** start Provided material **

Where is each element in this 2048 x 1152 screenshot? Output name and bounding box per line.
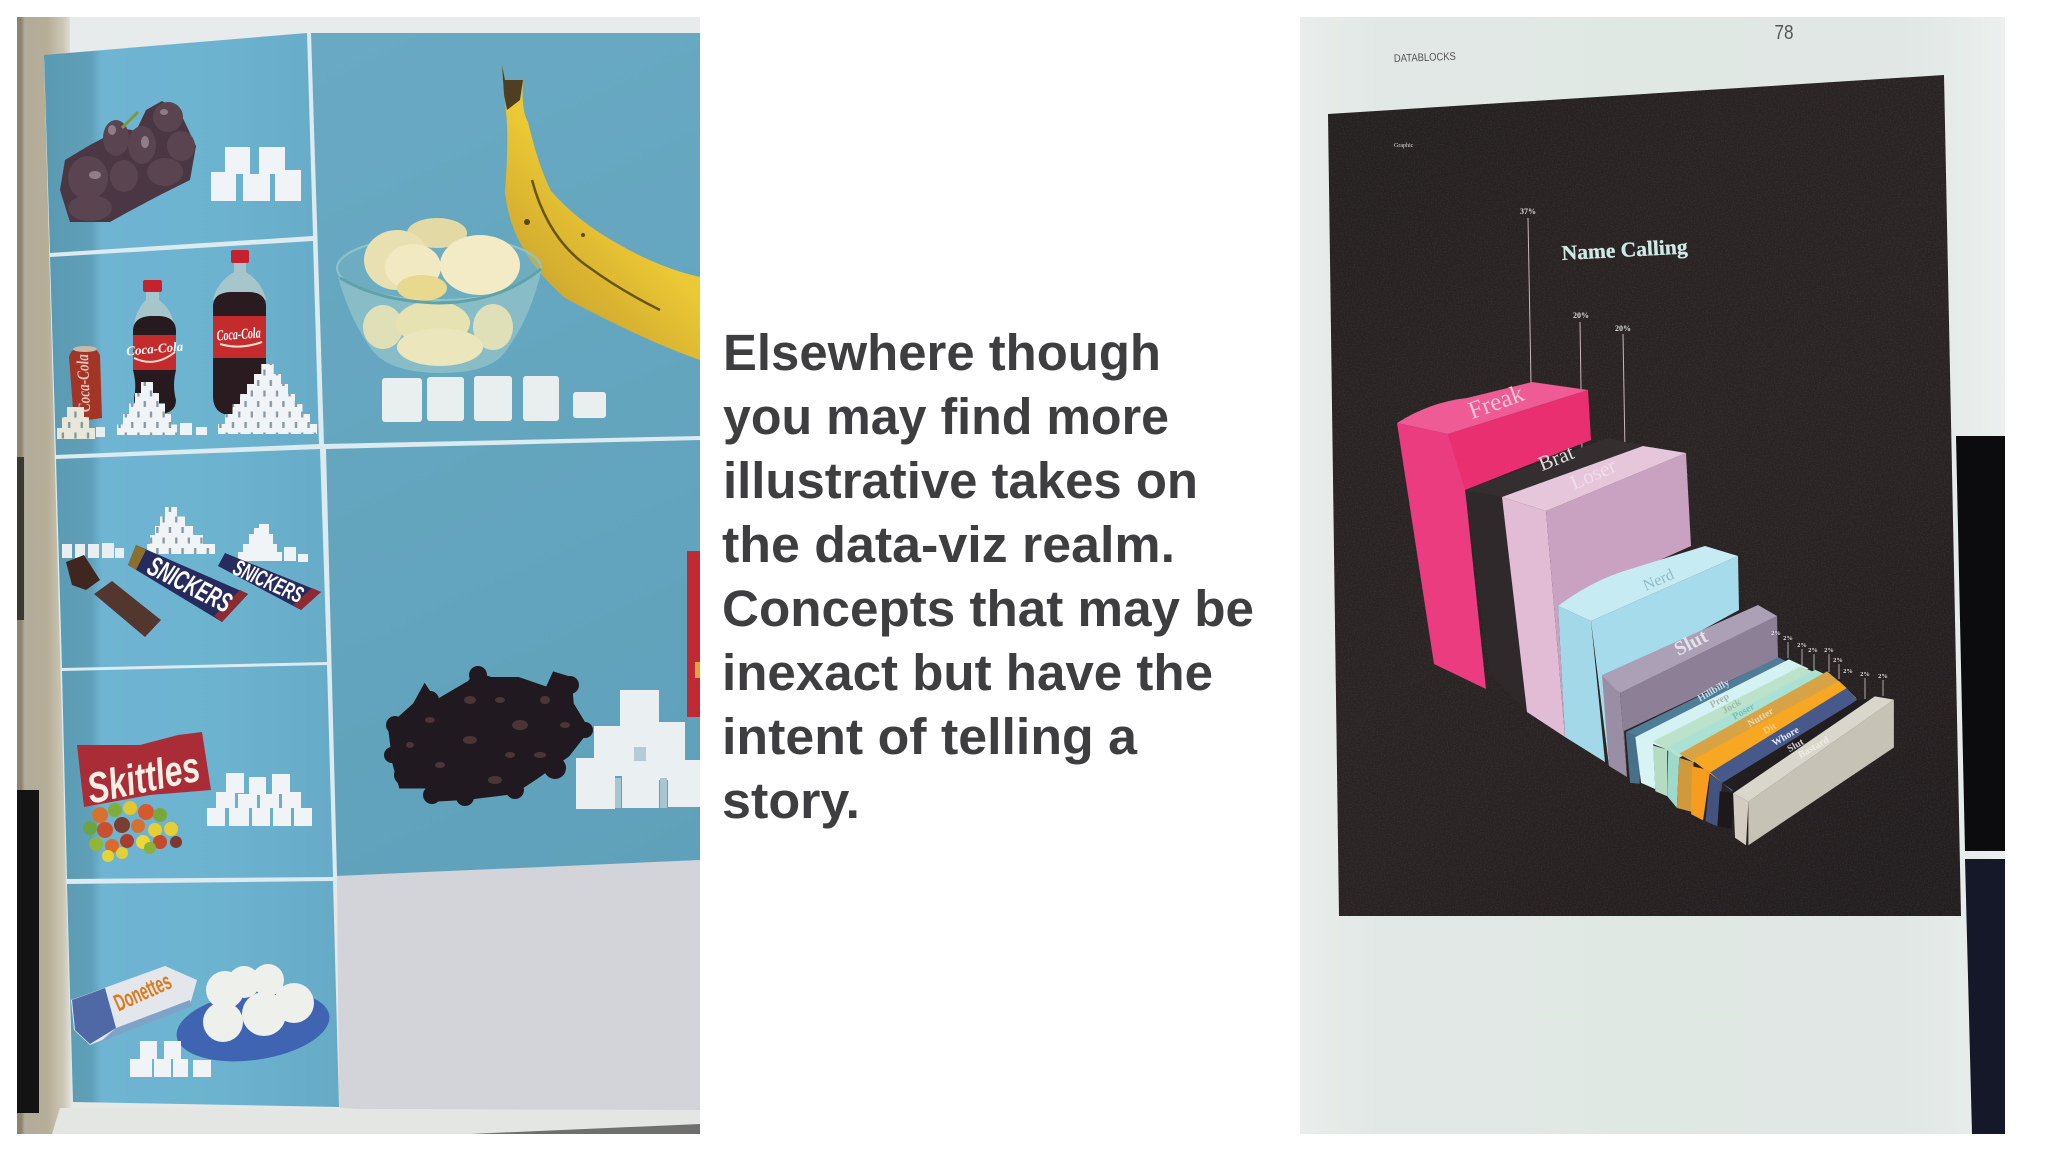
block: Nerd: Nerd [1641,566,1677,595]
block: Loser [1502,446,1691,737]
2% labels: 2% [1860,671,1870,678]
block: Loser: Loser [1566,453,1620,495]
icon: skittles bag: Skittles [83,743,204,813]
icon: donuts pack [71,966,197,1045]
2% labels: 2% [1797,642,1807,649]
running header: DATABLOCKS [1394,51,1456,65]
photo panel: banana [311,33,700,444]
icon: large bottle [213,250,266,415]
block: Slut: Slut [1671,625,1712,661]
icon: snickers bar large [128,545,248,622]
icon: cola can [69,346,102,422]
icon: donuts pack: Donettes [110,968,176,1017]
icon: bowl of banana slices [337,218,542,373]
icon: chocolate bar cut [66,555,161,637]
icon: snickers bar small [218,553,321,610]
2% labels: 2% [1771,630,1781,637]
next page: dark panel [1956,436,2005,851]
2% labels: 2% [1824,647,1834,654]
icon: snickers bar small: SNICKERS [229,554,308,608]
panel: sugar comparison book photo [17,17,700,1134]
icon: blue plate [176,992,330,1062]
block: Freak [1397,380,1591,689]
next page: navy panel [1965,859,2005,1134]
strip labels [1696,677,1832,761]
icon: cubes row [62,543,124,558]
3D paper bar chart [1397,207,1894,845]
icon: snickers bar large: SNICKERS [143,550,237,619]
panel: Name Calling book photo [1300,17,2005,1134]
photo panel: grapes [44,33,313,253]
icon: sugar pile small [57,407,105,439]
2% labels: 2% [1833,657,1843,664]
icon: sugar pyramid medium [117,382,207,435]
icon: red box [687,551,700,717]
icon: grapes [60,101,196,222]
block: Freak: Freak [1465,380,1528,425]
icon: sugar cubes [130,1041,211,1077]
block: Brat: Brat [1535,440,1577,476]
icon: medium bottle [126,280,184,414]
body text: Concepts that may be [722,580,1254,637]
icon: whole banana [502,65,700,360]
2% labels: 2% [1843,668,1853,675]
strip labels: Slut [1786,736,1807,755]
photo panel: raisins [326,440,700,876]
body text: intent of telling a [722,708,1138,765]
chart title: Name Calling [1561,234,1689,265]
photo panel: snickers [56,449,327,668]
small label: Graphic [1394,143,1414,149]
value labels and leaders: 10% [1672,469,1688,478]
block: Nerd [1558,546,1739,766]
strip labels: Jock [1720,697,1744,717]
page number: 78 [1774,22,1794,44]
icon: sugar cubes row [382,376,606,422]
2% labels [1771,630,1888,699]
block: Slut [1602,605,1778,777]
body text: story. [722,772,860,829]
icon: sugar pyramid large [218,364,317,434]
2% labels: 2% [1878,673,1888,680]
strip labels: Dit [1761,720,1779,737]
strip labels: Hillbilly [1696,677,1732,704]
icon: large bottle: Coca-Cola [216,325,262,345]
body text: illustrative takes on [723,452,1198,509]
icon: sugar cubes [207,773,312,826]
photo panel: cola [50,241,319,455]
photo panel: skittles [62,665,333,879]
value labels and leaders: 20% [1615,324,1631,333]
2% labels: 2% [1808,647,1818,654]
strip labels: Bastard [1796,734,1832,761]
strip labels: Poser [1731,701,1757,723]
value labels and leaders [1520,207,1688,547]
icon: sugar cubes [211,147,301,201]
thin strips [1626,657,1894,845]
block: Brat [1465,438,1643,712]
icon: medium bottle: Coca-Cola [126,339,184,358]
body text: Elsewhere though [723,324,1161,381]
body text: inexact but have the [722,644,1213,701]
strip labels: Whore [1770,724,1802,749]
body text: the data-viz realm. [722,516,1175,573]
value labels and leaders: 20% [1573,311,1589,320]
icon: cola can: Coca-Cola [73,354,94,413]
photo panel: donuts [67,881,339,1107]
body text: you may find more [723,388,1169,445]
body text [722,324,1254,829]
value labels and leaders: 37% [1520,207,1536,216]
icon: powdered donuts [203,964,314,1042]
strip labels: Prep [1708,691,1732,711]
strip labels: Nutter [1746,706,1776,730]
black chart panel [1320,70,1970,920]
icon: skittles candies [83,801,182,862]
icon: raisin pile [384,666,593,806]
icon: sugar cube stack [576,690,700,809]
icon: sugar pyramids [147,507,308,562]
2% labels: 2% [1783,635,1793,642]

** end Provided material **

What you should do:
Return each line of the data above that contains the word "next".

Answer to this problem:
next page: dark panel [1956,436,2005,851]
next page: navy panel [1965,859,2005,1134]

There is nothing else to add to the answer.